§ **Problem A**:
Rewrite the churn analysis post from "Additional models like" to "a later day.", changing "half day project" to "weekend project".

§ **Text excerpt**:
Churn Analysis: Updated

Coefficient Strength from Logistic Regression Model
Updated:

I came back to this a bit later than I hoped to but made some additional progress. I did some more hyperparameter tuning with additional models, and switched from optimizing on accuracy to F1 score. This is a better metric for this problem because we are really concern with identifying those that might churn with high likelihood. If we wanted to make this even stronger we could put some extra penalty in the scoring function for false negatives. Let’s go into this idea a bit more.

We can see the importance of this visually with a confusion matrix:

Confusion matrix on validation data

In the confusion matrix, the numbers in the top left and bottom right are the ones we are predicting correctly. The bottom left are ones we predicted would stay with the company but are actually about to leave. The top right are customers that we think are going to leave, but are actually going to stay. However, it is worse for us (probably) to predict someone is going to stay and they end up leaving, than for us to incorrectly identify someone who is going to stay as someone who is going to leave. Therefore, our priority should be shrinking the number in the bottom left (false negatives) over the top right (false positives).

Say we took 1000 customers as an example. Of those 1000, we would expect around 270 to leave our company soon. We want to identify these 270 so that we can intervene to hopefully convince them to stay. Our current model can identify about half of these 270 (135) as those that will likely leave. Unforuntately, that means we’re missing about 135 customers that should have some follow-up to convince them to stay. Adding in greater penalization for these false positives could help us shrink this 135 so that we can keep these customers on board.

Other improvements:

I added some nice colours to the final model’s coefficient plot above.
Additional models like XGBClassifier
Hyperparameter implementation

Original post:
Just a quick post after a half day project today.

I started the day by downloading a dataset on customer churn from Kaggle: https://www.kaggle.com/blastchar/telco-customer-churn

I was able to test out some different models (logistic regression, random forest, neural net) and will get to the hyperparameter optimization on a later day.

Random Forest and SVM are SEVERLY overfitting to the training data.

Model type	train_error	test_error
dummy (stratified)	0.3826	0.403
Logistic regression	0.1935	0.2068
RBF SVM	0.0704	0.2281
random forest	0.0145	0.2161
neural net	0.192	0.2104

After that, I made a quick visual for the interepretation side of the results (see above). It’s not helpful to predict churn if we can’t do anything about it, or know what to do about it. Clearly, customers in long-term contracts (1-2 years) are highly unlikely to leave. I’m not sure what the connection between Fibre Optic Internet and Churn is but there is definitely some strong correlations here. Would be interesting to look into this more another day.

You can find my ongoing work on this mini-project here.

Challenges to further improvements:

The dataset is fairly limited on who the customers are. Other personal features (employment type, age, etc.) would help in prediction of churn here

Written on February 3, 2020

§ **Entries provided**:
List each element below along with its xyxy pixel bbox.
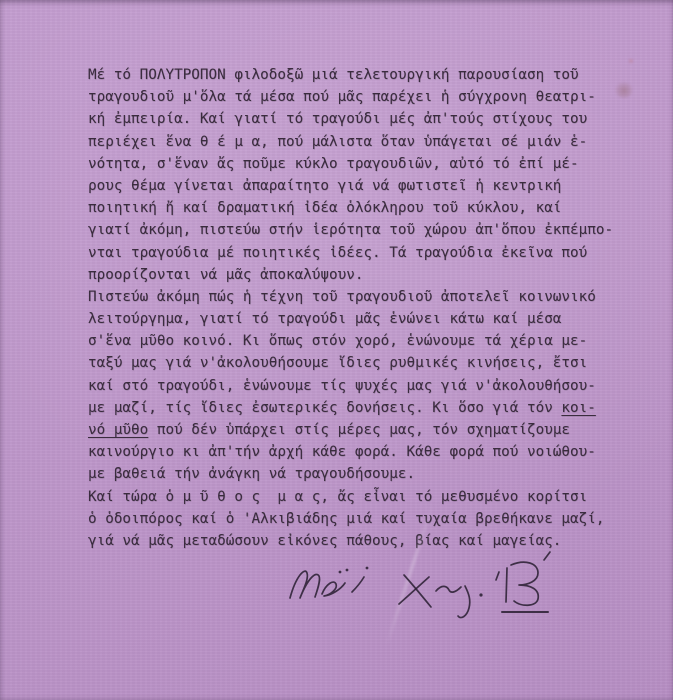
text-line: κή ἐμπειρία. Καί γιατί τό τραγούδι μές ἀ… [88,108,633,130]
text-line: με βαθειά τήν ἀνάγκη νά τραγουδήσουμε. [88,463,633,485]
text-line: Μέ τό ΠΟΛΥΤΡΟΠΟΝ φιλοδοξῶ μιά τελετουργι… [88,64,633,86]
text-line: ταξύ μας γιά ν'ἀκολουθήσουμε ἴδιες ρυθμι… [88,352,633,374]
text-line: καί στό τραγούδι, ἑνώνουμε τίς ψυχές μας… [88,375,633,397]
text-segment: προορίζονται νά μᾶς ἀποκαλύψουν. [88,267,363,283]
paper-smudge [615,82,633,98]
text-line: σ'ἕνα μῦθο κοινό. Κι ὅπως στόν χορό, ἑνώ… [88,330,633,352]
text-segment: πού δέν ὑπάρχει στίς μέρες μας, τόν σχημ… [148,422,570,438]
handwritten-signature [268,546,568,630]
text-segment: καί στό τραγούδι, ἑνώνουμε τίς ψυχές μας… [88,378,596,394]
text-line: καινούργιο κι ἀπ'τήν ἀρχή κάθε φορά. Κάθ… [88,441,633,463]
text-line: ρους θέμα γίνεται ἀπαραίτητο γιά νά φωτι… [88,175,633,197]
text-segment: περιέχει ἕνα θ έ μ α, πού μάλιστα ὅταν ὑ… [88,134,587,150]
text-segment: γιατί ἀκόμη, πιστεύω στήν ἱερότητα τοῦ χ… [88,222,613,238]
scanned-page: Μέ τό ΠΟΛΥΤΡΟΠΟΝ φιλοδοξῶ μιά τελετουργι… [0,0,673,700]
text-segment: ὁ ὁδοιπόρος καί ὁ 'Αλκιβιάδης μιά καί τυ… [88,511,604,527]
text-line: λειτούργημα, γιατί τό τραγούδι μᾶς ἑνώνε… [88,308,633,330]
text-line: ὁ ὁδοιπόρος καί ὁ 'Αλκιβιάδης μιά καί τυ… [88,508,633,530]
text-segment: Πιστεύω ἀκόμη πώς ἡ τέχνη τοῦ τραγουδιοῦ… [88,289,596,305]
paper-stain [627,58,635,64]
text-line: νότητα, σ'ἕναν ἄς ποῦμε κύκλο τραγουδιῶν… [88,153,633,175]
text-line: Καί τώρα ὁ μ ῦ θ ο ς μ α ς, ἄς εἶναι τό … [88,486,633,508]
text-segment: κή ἐμπειρία. Καί γιατί τό τραγούδι μές ἀ… [88,111,587,127]
text-segment: Μέ τό ΠΟΛΥΤΡΟΠΟΝ φιλοδοξῶ μιά τελετουργι… [88,67,579,83]
text-line: περιέχει ἕνα θ έ μ α, πού μάλιστα ὅταν ὑ… [88,131,633,153]
text-line: προορίζονται νά μᾶς ἀποκαλύψουν. [88,264,633,286]
text-block: Μέ τό ΠΟΛΥΤΡΟΠΟΝ φιλοδοξῶ μιά τελετουργι… [88,64,633,552]
text-segment: ρους θέμα γίνεται ἀπαραίτητο γιά νά φωτι… [88,178,561,194]
text-line: ποιητική ἤ καί δραματική ἰδέα ὁλόκληρου … [88,197,633,219]
text-segment: Καί τώρα ὁ μ ῦ θ ο ς μ α ς, ἄς εἶναι τό … [88,489,587,505]
text-segment: ποιητική ἤ καί δραματική ἰδέα ὁλόκληρου … [88,200,561,216]
text-segment: νται τραγούδια μέ ποιητικές ἰδέες. Τά τρ… [88,245,587,261]
text-segment: τραγουδιοῦ μ'ὅλα τά μέσα πού μᾶς παρέχει… [88,89,596,105]
text-line: γιατί ἀκόμη, πιστεύω στήν ἱερότητα τοῦ χ… [88,219,633,241]
text-line: Πιστεύω ἀκόμη πώς ἡ τέχνη τοῦ τραγουδιοῦ… [88,286,633,308]
text-line: νό μῦθο πού δέν ὑπάρχει στίς μέρες μας, … [88,419,633,441]
underlined-text-segment: κοι- [561,400,595,416]
text-line: νται τραγούδια μέ ποιητικές ἰδέες. Τά τρ… [88,242,633,264]
text-segment: λειτούργημα, γιατί τό τραγούδι μᾶς ἑνώνε… [88,311,561,327]
text-segment: σ'ἕνα μῦθο κοινό. Κι ὅπως στόν χορό, ἑνώ… [88,333,587,349]
text-segment: με μαζί, τίς ἴδιες ἐσωτερικές δονήσεις. … [88,400,561,416]
text-segment: με βαθειά τήν ἀνάγκη νά τραγουδήσουμε. [88,466,415,482]
text-segment: νότητα, σ'ἕναν ἄς ποῦμε κύκλο τραγουδιῶν… [88,156,579,172]
text-line: τραγουδιοῦ μ'ὅλα τά μέσα πού μᾶς παρέχει… [88,86,633,108]
underlined-text-segment: νό μῦθο [88,422,148,438]
text-segment: ταξύ μας γιά ν'ἀκολουθήσουμε ἴδιες ρυθμι… [88,355,587,371]
text-line: με μαζί, τίς ἴδιες ἐσωτερικές δονήσεις. … [88,397,633,419]
text-segment: καινούργιο κι ἀπ'τήν ἀρχή κάθε φορά. Κάθ… [88,444,596,460]
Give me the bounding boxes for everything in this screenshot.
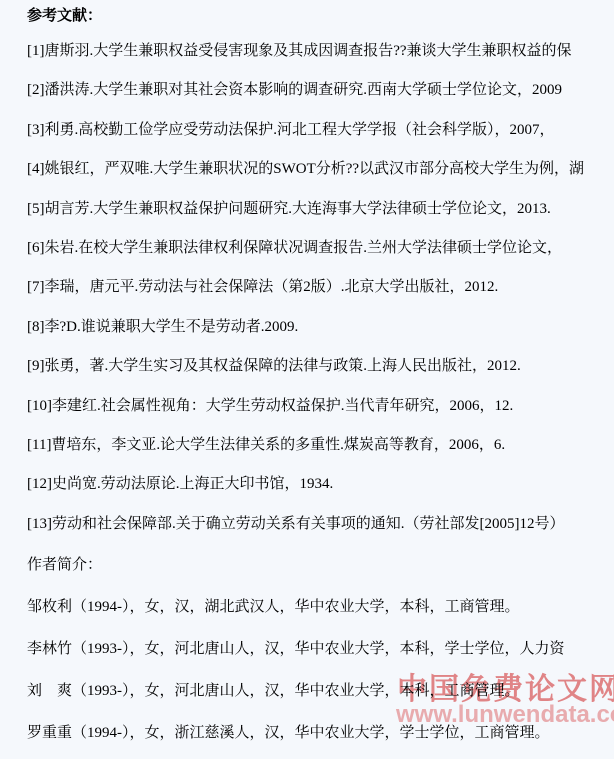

§ **Problem B**:
Convert the lines in the rows above, from the line with "text-line: κή ἐμπειρία." to the line with "text-line: σ'ἕνα μῦθο", into a JSON list of strings with one string per line and no blank lines.

§ **Problem solution A**:
Additional models like XGBClassifier
Hyperparameter implementation

Original post:
Just a quick post after a weekend project today.

I started the day by downloading a dataset on customer churn from Kaggle: https://www.kaggle.com/blastchar/telco-customer-churn

I was able to test out some different models (logistic regression, random forest, neural net) and will get to the hyperparameter optimization on a later day.

§ **Problem solution B**:
[
  "text-line: κή ἐμπειρία. Καί γιατί τό τραγούδι μές ἀ… [88,108,633,130]",
  "text-line: με βαθειά τήν ἀνάγκη νά τραγουδήσουμε. [88,463,633,485]",
  "text-line: Μέ τό ΠΟΛΥΤΡΟΠΟΝ φιλοδοξῶ μιά τελετουργι… [88,64,633,86]",
  "text-line: ταξύ μας γιά ν'ἀκολουθήσουμε ἴδιες ρυθμι… [88,352,633,374]",
  "text-line: καί στό τραγούδι, ἑνώνουμε τίς ψυχές μας… [88,375,633,397]",
  "text-segment: προορίζονται νά μᾶς ἀποκαλύψουν. [88,267,363,283]",
  "paper-smudge [615,82,633,98]",
  "text-line: σ'ἕνα μῦθο κοινό. Κι ὅπως στόν χορό, ἑνώ… [88,330,633,352]"
]